* WRITTEN PROBLEM *
Can you turn the paragraph beginning "First you should determine" in the DITA excerpt below into a short list that keeps its main facts?

* EXTRACTED TEXT *
Topics and components are only reusable if you can find them when you need them. DITA has a rich set of constructs for embedding metadata in topics and maps and also for associating metadata with topics. These constructs can be reflected in a content management system to allow users to search for (and find!) components for reuse. DITA metadata can also be used to filter topics out of maps when the maps are being published in certain media, for certain products or for particular audiences.

As you can see, a deliverable in DITA is almost always a complex amalgamation of files connected by links: a compound document. This raises a host of interesting issues for content management deployments.

3. DITA Support in a Content Management System

As described earlier, the defining characteristic of DITA-based content reuse is that reuse relationships are just links between XML documents. This implies that it is more important for a DITA-implementing CMS to support rich linking capabilities than document composition and shredding features. If you are evaluating a CMS that will be used to implement DITA, you should consider a variety of characteristics relating to linking.

First you should determine whether the system can manage an arbitrary number of linking levels. In DITA, it is possible for a map to embed a map which embeds a map which embeds a topic which embeds a reusable component (via conref) which embeds a reusable component and so forth arbitrarily. You cannot expect to succeed with a system that can only support two or three levels of nested linking.

* DATA BLOCK *
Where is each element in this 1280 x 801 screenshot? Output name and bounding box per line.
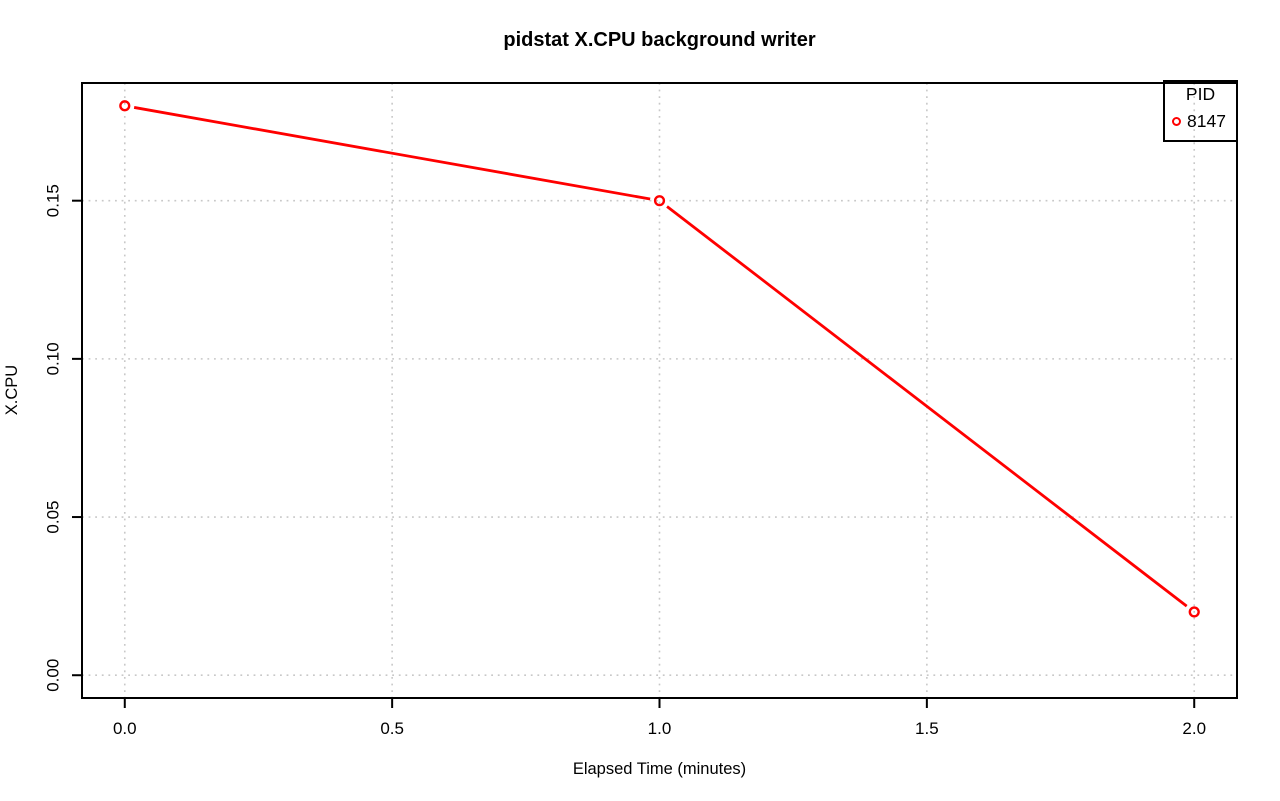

* CORRECT RESPONSE *
- Check whether the system can manage an arbitrary number of linking levels.
- In DITA, a map can embed a map, which embeds a map, which embeds a topic, which embeds a reusable component (via conref), which embeds another reusable component, and so on without limit.
- A system that supports only two or three levels of nested linking cannot be expected to succeed.